(Dataset records)

— start —

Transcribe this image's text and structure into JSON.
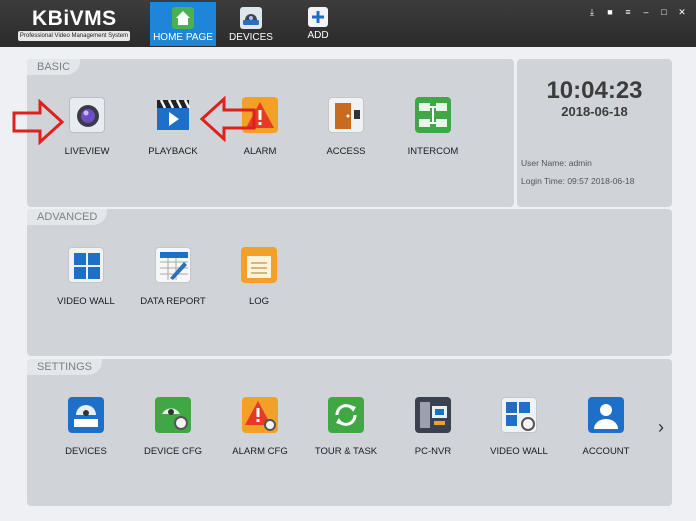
{
  "app": {
    "logo": "KBiVMS",
    "logo_subtitle": "Professional Video Management System"
  },
  "nav": {
    "tabs": [
      {
        "label": "HOME PAGE",
        "active": true,
        "icon": "home-icon"
      },
      {
        "label": "DEVICES",
        "active": false,
        "icon": "device-camera-icon"
      },
      {
        "label": "ADD",
        "active": false,
        "icon": "plus-icon"
      }
    ]
  },
  "window_controls": [
    "download-icon",
    "lock-icon",
    "menu-icon",
    "minimize-icon",
    "restore-icon",
    "close-icon"
  ],
  "basic": {
    "header": "BASIC",
    "tiles": [
      {
        "label": "LIVEVIEW",
        "icon": "camera-lens-icon"
      },
      {
        "label": "PLAYBACK",
        "icon": "clapperboard-play-icon"
      },
      {
        "label": "ALARM",
        "icon": "warning-icon"
      },
      {
        "label": "ACCESS",
        "icon": "door-icon"
      },
      {
        "label": "INTERCOM",
        "icon": "intercom-icon"
      }
    ]
  },
  "clock": {
    "time": "10:04:23",
    "date": "2018-06-18",
    "user_name_label": "User Name:",
    "user_name": "admin",
    "login_time_label": "Login Time:",
    "login_time": "09:57 2018-06-18"
  },
  "advanced": {
    "header": "ADVANCED",
    "tiles": [
      {
        "label": "VIDEO WALL",
        "icon": "video-wall-icon"
      },
      {
        "label": "DATA REPORT",
        "icon": "report-icon"
      },
      {
        "label": "LOG",
        "icon": "log-icon"
      }
    ]
  },
  "settings": {
    "header": "SETTINGS",
    "tiles": [
      {
        "label": "DEVICES",
        "icon": "dome-camera-icon"
      },
      {
        "label": "DEVICE CFG",
        "icon": "camera-gear-icon"
      },
      {
        "label": "ALARM CFG",
        "icon": "warning-gear-icon"
      },
      {
        "label": "TOUR & TASK",
        "icon": "refresh-icon"
      },
      {
        "label": "PC-NVR",
        "icon": "pc-nvr-icon"
      },
      {
        "label": "VIDEO WALL",
        "icon": "video-wall-gear-icon"
      },
      {
        "label": "ACCOUNT",
        "icon": "user-icon"
      }
    ]
  },
  "colors": {
    "active_tab": "#1e86d6",
    "annotation_arrow": "#e0201c",
    "panel": "#d0d4d9"
  }
}
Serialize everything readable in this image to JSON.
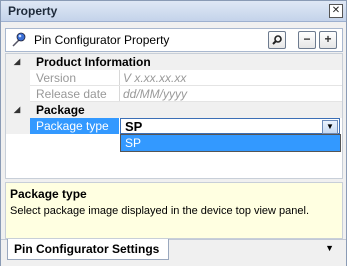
{
  "panel": {
    "title": "Property"
  },
  "toolbar": {
    "label": "Pin Configurator Property",
    "minus_label": "−",
    "plus_label": "+"
  },
  "grid": {
    "categories": [
      {
        "label": "Product Information",
        "rows": [
          {
            "name": "Version",
            "value": "V x.xx.xx.xx"
          },
          {
            "name": "Release date",
            "value": "dd/MM/yyyy"
          }
        ]
      },
      {
        "label": "Package",
        "rows": [
          {
            "name": "Package type",
            "value": "SP"
          }
        ]
      }
    ],
    "dropdown_options": [
      "SP"
    ]
  },
  "description": {
    "title": "Package type",
    "text": "Select package image displayed in the device top view panel."
  },
  "tabs": [
    {
      "label": "Pin Configurator Settings"
    }
  ],
  "colors": {
    "selection": "#3399ff",
    "description_bg": "#ffffe1",
    "title_bg": "#c4d3ea"
  },
  "icons": [
    "pin-icon",
    "search-icon",
    "close-icon",
    "expand-arrow-icon",
    "chevron-down-icon"
  ]
}
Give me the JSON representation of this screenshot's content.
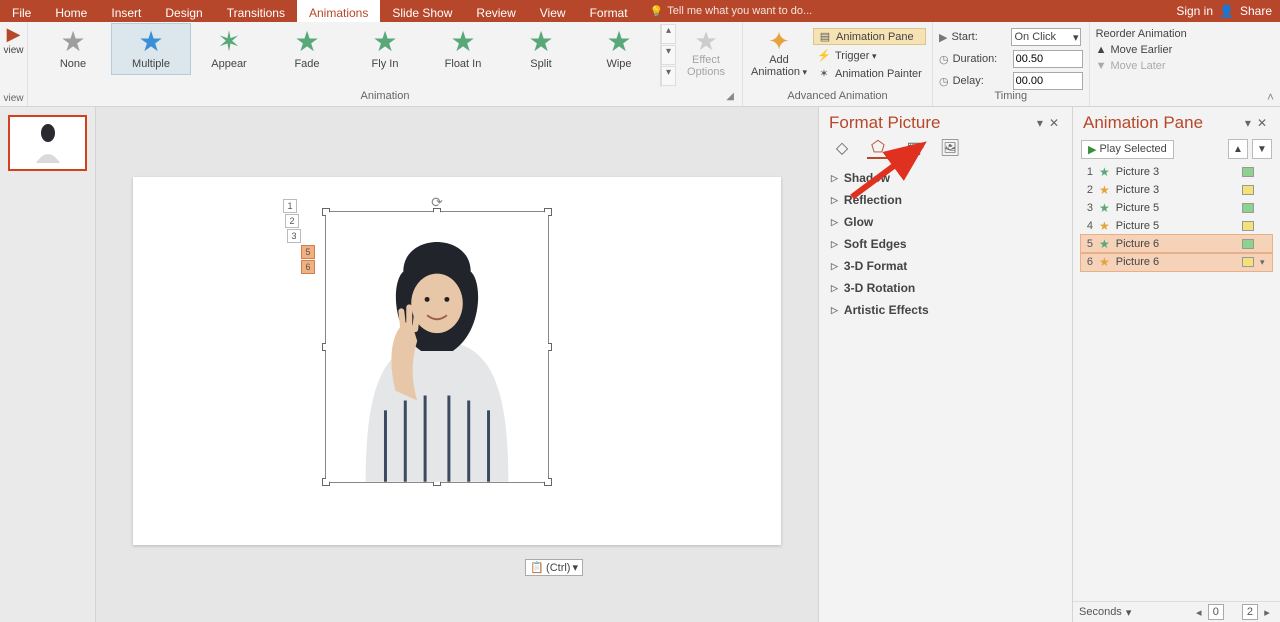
{
  "menubar": {
    "tabs": [
      "File",
      "Home",
      "Insert",
      "Design",
      "Transitions",
      "Animations",
      "Slide Show",
      "Review",
      "View",
      "Format"
    ],
    "active": "Animations",
    "tellme": "Tell me what you want to do...",
    "signin": "Sign in",
    "share": "Share"
  },
  "ribbon": {
    "preview": "view",
    "preview2": "view",
    "animationGroup": "Animation",
    "gallery": [
      {
        "label": "None",
        "color": "gray"
      },
      {
        "label": "Multiple",
        "color": "blue"
      },
      {
        "label": "Appear",
        "color": "green"
      },
      {
        "label": "Fade",
        "color": "green"
      },
      {
        "label": "Fly In",
        "color": "green"
      },
      {
        "label": "Float In",
        "color": "green"
      },
      {
        "label": "Split",
        "color": "green"
      },
      {
        "label": "Wipe",
        "color": "green"
      }
    ],
    "effectOptions": "Effect\nOptions",
    "addAnimation": "Add\nAnimation",
    "animationPaneBtn": "Animation Pane",
    "trigger": "Trigger",
    "animationPainter": "Animation Painter",
    "advGroup": "Advanced Animation",
    "timing": {
      "startLabel": "Start:",
      "startValue": "On Click",
      "durationLabel": "Duration:",
      "durationValue": "00.50",
      "delayLabel": "Delay:",
      "delayValue": "00.00",
      "group": "Timing"
    },
    "reorder": {
      "header": "Reorder Animation",
      "earlier": "Move Earlier",
      "later": "Move Later"
    }
  },
  "slide": {
    "tags": [
      "1",
      "2",
      "3",
      "5",
      "6"
    ],
    "ctrl": "(Ctrl)"
  },
  "formatPicture": {
    "title": "Format Picture",
    "items": [
      "Shadow",
      "Reflection",
      "Glow",
      "Soft Edges",
      "3-D Format",
      "3-D Rotation",
      "Artistic Effects"
    ]
  },
  "animationPane": {
    "title": "Animation Pane",
    "play": "Play Selected",
    "items": [
      {
        "n": "1",
        "name": "Picture 3",
        "star": "green",
        "bar": "g",
        "sel": false
      },
      {
        "n": "2",
        "name": "Picture 3",
        "star": "orange",
        "bar": "y",
        "sel": false
      },
      {
        "n": "3",
        "name": "Picture 5",
        "star": "green",
        "bar": "g",
        "sel": false
      },
      {
        "n": "4",
        "name": "Picture 5",
        "star": "orange",
        "bar": "y",
        "sel": false
      },
      {
        "n": "5",
        "name": "Picture 6",
        "star": "green",
        "bar": "g",
        "sel": true
      },
      {
        "n": "6",
        "name": "Picture 6",
        "star": "orange",
        "bar": "y",
        "sel": true
      }
    ],
    "footer": {
      "unit": "Seconds",
      "zoom0": "0",
      "zoom2": "2"
    }
  }
}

— end —

Without the pictures, restate each entry exactly.

Transcribe this image's text and structure into JSON.
{
  "app": {
    "logo": "KBiVMS",
    "logo_subtitle": "Professional Video Management System"
  },
  "nav": {
    "tabs": [
      {
        "label": "HOME PAGE",
        "active": true,
        "icon": "home-icon"
      },
      {
        "label": "DEVICES",
        "active": false,
        "icon": "device-camera-icon"
      },
      {
        "label": "ADD",
        "active": false,
        "icon": "plus-icon"
      }
    ]
  },
  "window_controls": [
    "download-icon",
    "lock-icon",
    "menu-icon",
    "minimize-icon",
    "restore-icon",
    "close-icon"
  ],
  "basic": {
    "header": "BASIC",
    "tiles": [
      {
        "label": "LIVEVIEW",
        "icon": "camera-lens-icon"
      },
      {
        "label": "PLAYBACK",
        "icon": "clapperboard-play-icon"
      },
      {
        "label": "ALARM",
        "icon": "warning-icon"
      },
      {
        "label": "ACCESS",
        "icon": "door-icon"
      },
      {
        "label": "INTERCOM",
        "icon": "intercom-icon"
      }
    ]
  },
  "clock": {
    "time": "10:04:23",
    "date": "2018-06-18",
    "user_name_label": "User Name:",
    "user_name": "admin",
    "login_time_label": "Login Time:",
    "login_time": "09:57 2018-06-18"
  },
  "advanced": {
    "header": "ADVANCED",
    "tiles": [
      {
        "label": "VIDEO WALL",
        "icon": "video-wall-icon"
      },
      {
        "label": "DATA REPORT",
        "icon": "report-icon"
      },
      {
        "label": "LOG",
        "icon": "log-icon"
      }
    ]
  },
  "settings": {
    "header": "SETTINGS",
    "tiles": [
      {
        "label": "DEVICES",
        "icon": "dome-camera-icon"
      },
      {
        "label": "DEVICE CFG",
        "icon": "camera-gear-icon"
      },
      {
        "label": "ALARM CFG",
        "icon": "warning-gear-icon"
      },
      {
        "label": "TOUR & TASK",
        "icon": "refresh-icon"
      },
      {
        "label": "PC-NVR",
        "icon": "pc-nvr-icon"
      },
      {
        "label": "VIDEO WALL",
        "icon": "video-wall-gear-icon"
      },
      {
        "label": "ACCOUNT",
        "icon": "user-icon"
      }
    ]
  },
  "colors": {
    "active_tab": "#1e86d6",
    "annotation_arrow": "#e0201c",
    "panel": "#d0d4d9"
  }
}
Serialize everything readable in this image to JSON.
{
  "panel": {
    "title": "Property"
  },
  "toolbar": {
    "label": "Pin Configurator Property",
    "minus_label": "−",
    "plus_label": "+"
  },
  "grid": {
    "categories": [
      {
        "label": "Product Information",
        "rows": [
          {
            "name": "Version",
            "value": "V x.xx.xx.xx"
          },
          {
            "name": "Release date",
            "value": "dd/MM/yyyy"
          }
        ]
      },
      {
        "label": "Package",
        "rows": [
          {
            "name": "Package type",
            "value": "SP"
          }
        ]
      }
    ],
    "dropdown_options": [
      "SP"
    ]
  },
  "description": {
    "title": "Package type",
    "text": "Select package image displayed in the device top view panel."
  },
  "tabs": [
    {
      "label": "Pin Configurator Settings"
    }
  ],
  "colors": {
    "selection": "#3399ff",
    "description_bg": "#ffffe1",
    "title_bg": "#c4d3ea"
  },
  "icons": [
    "pin-icon",
    "search-icon",
    "close-icon",
    "expand-arrow-icon",
    "chevron-down-icon"
  ]
}
Give me the JSON representation of this screenshot's content.
{
  "menubar": {
    "tabs": [
      "File",
      "Home",
      "Insert",
      "Design",
      "Transitions",
      "Animations",
      "Slide Show",
      "Review",
      "View",
      "Format"
    ],
    "active": "Animations",
    "tellme": "Tell me what you want to do...",
    "signin": "Sign in",
    "share": "Share"
  },
  "ribbon": {
    "preview": "view",
    "preview2": "view",
    "animationGroup": "Animation",
    "gallery": [
      {
        "label": "None",
        "color": "gray"
      },
      {
        "label": "Multiple",
        "color": "blue"
      },
      {
        "label": "Appear",
        "color": "green"
      },
      {
        "label": "Fade",
        "color": "green"
      },
      {
        "label": "Fly In",
        "color": "green"
      },
      {
        "label": "Float In",
        "color": "green"
      },
      {
        "label": "Split",
        "color": "green"
      },
      {
        "label": "Wipe",
        "color": "green"
      }
    ],
    "effectOptions": "Effect\nOptions",
    "addAnimation": "Add\nAnimation",
    "animationPaneBtn": "Animation Pane",
    "trigger": "Trigger",
    "animationPainter": "Animation Painter",
    "advGroup": "Advanced Animation",
    "timing": {
      "startLabel": "Start:",
      "startValue": "On Click",
      "durationLabel": "Duration:",
      "durationValue": "00.50",
      "delayLabel": "Delay:",
      "delayValue": "00.00",
      "group": "Timing"
    },
    "reorder": {
      "header": "Reorder Animation",
      "earlier": "Move Earlier",
      "later": "Move Later"
    }
  },
  "slide": {
    "tags": [
      "1",
      "2",
      "3",
      "5",
      "6"
    ],
    "ctrl": "(Ctrl)"
  },
  "formatPicture": {
    "title": "Format Picture",
    "items": [
      "Shadow",
      "Reflection",
      "Glow",
      "Soft Edges",
      "3-D Format",
      "3-D Rotation",
      "Artistic Effects"
    ]
  },
  "animationPane": {
    "title": "Animation Pane",
    "play": "Play Selected",
    "items": [
      {
        "n": "1",
        "name": "Picture 3",
        "star": "green",
        "bar": "g",
        "sel": false
      },
      {
        "n": "2",
        "name": "Picture 3",
        "star": "orange",
        "bar": "y",
        "sel": false
      },
      {
        "n": "3",
        "name": "Picture 5",
        "star": "green",
        "bar": "g",
        "sel": false
      },
      {
        "n": "4",
        "name": "Picture 5",
        "star": "orange",
        "bar": "y",
        "sel": false
      },
      {
        "n": "5",
        "name": "Picture 6",
        "star": "green",
        "bar": "g",
        "sel": true
      },
      {
        "n": "6",
        "name": "Picture 6",
        "star": "orange",
        "bar": "y",
        "sel": true
      }
    ],
    "footer": {
      "unit": "Seconds",
      "zoom0": "0",
      "zoom2": "2"
    }
  }
}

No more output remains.